**TASK ITEM**: What lines in the material hold the string "ribominus"? Copy out each of them.

**RECORDS FOR THE EXERCISE**:
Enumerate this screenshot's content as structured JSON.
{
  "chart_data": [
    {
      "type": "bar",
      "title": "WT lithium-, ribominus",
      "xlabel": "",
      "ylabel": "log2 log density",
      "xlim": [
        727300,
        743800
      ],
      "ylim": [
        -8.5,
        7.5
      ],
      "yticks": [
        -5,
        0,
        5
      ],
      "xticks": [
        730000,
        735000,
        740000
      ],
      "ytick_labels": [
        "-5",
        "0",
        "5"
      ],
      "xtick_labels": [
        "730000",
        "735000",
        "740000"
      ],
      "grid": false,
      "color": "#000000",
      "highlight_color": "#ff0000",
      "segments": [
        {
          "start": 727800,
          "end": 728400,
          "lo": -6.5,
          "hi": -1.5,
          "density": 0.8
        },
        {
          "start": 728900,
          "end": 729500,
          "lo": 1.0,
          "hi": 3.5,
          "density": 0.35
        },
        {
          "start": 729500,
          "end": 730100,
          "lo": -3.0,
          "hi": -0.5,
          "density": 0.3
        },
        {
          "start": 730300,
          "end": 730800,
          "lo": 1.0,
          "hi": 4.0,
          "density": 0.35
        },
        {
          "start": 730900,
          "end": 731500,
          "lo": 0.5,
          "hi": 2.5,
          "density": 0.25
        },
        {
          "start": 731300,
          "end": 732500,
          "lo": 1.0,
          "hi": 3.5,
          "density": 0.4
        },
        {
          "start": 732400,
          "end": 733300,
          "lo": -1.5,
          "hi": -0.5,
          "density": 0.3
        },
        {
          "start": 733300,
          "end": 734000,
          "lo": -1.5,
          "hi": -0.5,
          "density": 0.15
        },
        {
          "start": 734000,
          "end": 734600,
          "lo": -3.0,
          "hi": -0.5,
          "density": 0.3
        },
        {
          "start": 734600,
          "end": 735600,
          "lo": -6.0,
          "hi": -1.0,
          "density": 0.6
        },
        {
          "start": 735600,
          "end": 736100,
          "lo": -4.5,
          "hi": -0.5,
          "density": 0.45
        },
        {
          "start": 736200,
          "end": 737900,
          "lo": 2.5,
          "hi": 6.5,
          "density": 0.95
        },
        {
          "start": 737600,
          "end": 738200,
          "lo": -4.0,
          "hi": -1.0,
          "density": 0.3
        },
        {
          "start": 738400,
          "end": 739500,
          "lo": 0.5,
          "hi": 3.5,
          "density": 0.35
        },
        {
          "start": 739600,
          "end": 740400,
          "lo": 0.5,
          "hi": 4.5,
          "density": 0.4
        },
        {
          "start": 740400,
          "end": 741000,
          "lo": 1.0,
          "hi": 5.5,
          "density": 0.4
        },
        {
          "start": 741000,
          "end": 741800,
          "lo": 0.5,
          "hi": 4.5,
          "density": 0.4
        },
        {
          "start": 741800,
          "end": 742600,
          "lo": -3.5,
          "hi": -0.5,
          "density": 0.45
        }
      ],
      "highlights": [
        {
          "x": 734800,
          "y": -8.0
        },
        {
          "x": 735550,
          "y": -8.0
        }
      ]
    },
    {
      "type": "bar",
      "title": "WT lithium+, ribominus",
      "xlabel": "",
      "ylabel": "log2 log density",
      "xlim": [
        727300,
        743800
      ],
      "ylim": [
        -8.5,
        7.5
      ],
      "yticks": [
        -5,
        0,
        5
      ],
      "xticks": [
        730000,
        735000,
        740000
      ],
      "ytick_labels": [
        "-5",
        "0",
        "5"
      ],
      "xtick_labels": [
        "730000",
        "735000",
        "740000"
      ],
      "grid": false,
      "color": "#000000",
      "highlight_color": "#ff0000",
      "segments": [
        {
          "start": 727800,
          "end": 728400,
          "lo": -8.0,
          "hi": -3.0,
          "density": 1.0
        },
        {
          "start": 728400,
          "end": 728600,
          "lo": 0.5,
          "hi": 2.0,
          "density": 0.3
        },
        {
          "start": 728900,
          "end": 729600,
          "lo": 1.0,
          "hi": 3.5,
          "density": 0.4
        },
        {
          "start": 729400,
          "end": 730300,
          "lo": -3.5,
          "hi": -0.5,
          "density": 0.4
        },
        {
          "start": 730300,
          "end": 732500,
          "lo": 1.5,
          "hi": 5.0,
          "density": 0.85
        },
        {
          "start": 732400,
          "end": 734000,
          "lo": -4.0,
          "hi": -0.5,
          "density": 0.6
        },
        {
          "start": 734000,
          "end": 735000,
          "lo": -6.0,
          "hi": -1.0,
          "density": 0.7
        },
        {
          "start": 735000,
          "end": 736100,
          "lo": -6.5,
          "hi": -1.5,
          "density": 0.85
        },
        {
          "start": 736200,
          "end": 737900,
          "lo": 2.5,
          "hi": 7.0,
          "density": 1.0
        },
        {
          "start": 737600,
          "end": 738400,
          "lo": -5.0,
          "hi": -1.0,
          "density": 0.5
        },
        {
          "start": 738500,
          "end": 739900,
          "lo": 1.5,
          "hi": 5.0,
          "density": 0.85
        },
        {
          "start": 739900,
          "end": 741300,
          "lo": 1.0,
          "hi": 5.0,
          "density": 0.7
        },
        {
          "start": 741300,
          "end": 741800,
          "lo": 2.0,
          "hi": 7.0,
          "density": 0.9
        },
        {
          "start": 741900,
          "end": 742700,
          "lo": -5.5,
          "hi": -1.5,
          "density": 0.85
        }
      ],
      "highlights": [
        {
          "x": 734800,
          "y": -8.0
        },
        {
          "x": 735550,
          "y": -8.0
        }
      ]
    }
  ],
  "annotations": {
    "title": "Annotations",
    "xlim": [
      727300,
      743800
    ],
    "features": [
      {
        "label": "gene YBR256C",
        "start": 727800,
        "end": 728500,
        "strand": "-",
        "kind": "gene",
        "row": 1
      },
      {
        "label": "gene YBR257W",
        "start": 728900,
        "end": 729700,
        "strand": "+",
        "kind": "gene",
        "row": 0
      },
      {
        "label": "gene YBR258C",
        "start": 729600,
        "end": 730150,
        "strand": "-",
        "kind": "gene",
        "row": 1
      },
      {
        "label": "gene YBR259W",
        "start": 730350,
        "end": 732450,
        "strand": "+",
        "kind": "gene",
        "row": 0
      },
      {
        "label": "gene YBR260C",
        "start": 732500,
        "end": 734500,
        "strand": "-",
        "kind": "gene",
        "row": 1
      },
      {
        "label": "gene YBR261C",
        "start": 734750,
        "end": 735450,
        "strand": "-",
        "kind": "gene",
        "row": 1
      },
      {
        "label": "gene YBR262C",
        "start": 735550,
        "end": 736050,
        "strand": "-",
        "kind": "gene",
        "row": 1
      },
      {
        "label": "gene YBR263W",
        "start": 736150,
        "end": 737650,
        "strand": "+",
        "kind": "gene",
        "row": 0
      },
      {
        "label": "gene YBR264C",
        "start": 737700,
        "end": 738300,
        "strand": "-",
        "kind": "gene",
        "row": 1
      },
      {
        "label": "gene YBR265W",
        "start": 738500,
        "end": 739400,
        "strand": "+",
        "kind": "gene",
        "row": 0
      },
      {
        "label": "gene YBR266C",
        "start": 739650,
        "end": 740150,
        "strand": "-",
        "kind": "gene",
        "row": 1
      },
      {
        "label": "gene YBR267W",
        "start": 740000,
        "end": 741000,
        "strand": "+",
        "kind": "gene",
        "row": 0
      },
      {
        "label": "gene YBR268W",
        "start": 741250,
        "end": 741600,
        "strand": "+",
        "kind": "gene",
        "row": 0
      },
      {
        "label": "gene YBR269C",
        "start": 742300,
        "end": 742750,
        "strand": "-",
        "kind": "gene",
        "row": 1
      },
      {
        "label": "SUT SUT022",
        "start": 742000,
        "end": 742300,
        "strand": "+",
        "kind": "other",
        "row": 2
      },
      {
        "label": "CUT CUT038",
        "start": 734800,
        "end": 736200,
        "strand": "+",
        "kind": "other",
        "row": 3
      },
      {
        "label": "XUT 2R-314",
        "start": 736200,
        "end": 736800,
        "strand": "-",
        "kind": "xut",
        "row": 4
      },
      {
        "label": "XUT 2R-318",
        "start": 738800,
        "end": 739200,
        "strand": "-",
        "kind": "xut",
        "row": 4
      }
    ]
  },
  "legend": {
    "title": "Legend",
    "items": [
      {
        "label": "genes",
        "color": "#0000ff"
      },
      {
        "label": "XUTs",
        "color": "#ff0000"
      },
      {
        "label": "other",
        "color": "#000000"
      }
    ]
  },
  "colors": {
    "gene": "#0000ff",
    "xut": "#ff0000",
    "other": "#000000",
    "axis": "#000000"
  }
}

**RESULT OF THIS EXERCISE**:
      "title": "WT lithium-, ribominus",
      "title": "WT lithium+, ribominus",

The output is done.